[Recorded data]
......

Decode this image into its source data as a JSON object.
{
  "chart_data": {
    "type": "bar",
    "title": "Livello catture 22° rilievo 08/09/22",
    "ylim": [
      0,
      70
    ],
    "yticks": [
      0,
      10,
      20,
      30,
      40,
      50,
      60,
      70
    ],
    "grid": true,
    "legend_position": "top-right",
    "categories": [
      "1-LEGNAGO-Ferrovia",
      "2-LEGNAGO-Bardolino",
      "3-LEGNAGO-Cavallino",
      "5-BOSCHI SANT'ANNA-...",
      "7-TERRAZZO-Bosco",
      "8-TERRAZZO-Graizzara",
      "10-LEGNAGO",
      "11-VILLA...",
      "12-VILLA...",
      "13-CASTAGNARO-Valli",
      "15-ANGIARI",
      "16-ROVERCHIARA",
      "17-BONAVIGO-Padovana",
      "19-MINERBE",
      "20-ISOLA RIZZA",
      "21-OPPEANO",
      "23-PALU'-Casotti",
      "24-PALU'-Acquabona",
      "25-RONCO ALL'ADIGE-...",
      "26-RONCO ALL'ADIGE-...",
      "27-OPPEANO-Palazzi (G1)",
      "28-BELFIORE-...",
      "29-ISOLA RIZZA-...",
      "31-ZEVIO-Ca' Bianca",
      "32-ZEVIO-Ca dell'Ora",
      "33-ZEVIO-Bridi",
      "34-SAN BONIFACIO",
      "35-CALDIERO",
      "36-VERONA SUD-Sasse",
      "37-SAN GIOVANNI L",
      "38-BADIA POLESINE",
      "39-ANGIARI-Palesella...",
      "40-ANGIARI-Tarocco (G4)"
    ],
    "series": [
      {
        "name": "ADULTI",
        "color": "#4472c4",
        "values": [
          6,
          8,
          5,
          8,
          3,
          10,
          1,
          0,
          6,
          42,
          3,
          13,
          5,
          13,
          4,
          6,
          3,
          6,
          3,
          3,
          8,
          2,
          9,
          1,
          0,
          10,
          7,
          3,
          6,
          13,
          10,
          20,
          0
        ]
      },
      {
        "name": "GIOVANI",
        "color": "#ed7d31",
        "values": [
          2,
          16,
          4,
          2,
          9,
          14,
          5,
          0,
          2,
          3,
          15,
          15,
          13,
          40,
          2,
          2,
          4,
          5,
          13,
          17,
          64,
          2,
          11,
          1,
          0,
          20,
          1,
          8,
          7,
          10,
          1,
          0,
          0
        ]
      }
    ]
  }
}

......

● **PROBLEM TO WORK ON**: Sift through the entries and copy every line with "ZEVIO".

● **TASK ANSWER**:
      "31-ZEVIO-Ca' Bianca",
      "32-ZEVIO-Ca dell'Ora",
      "33-ZEVIO-Bridi",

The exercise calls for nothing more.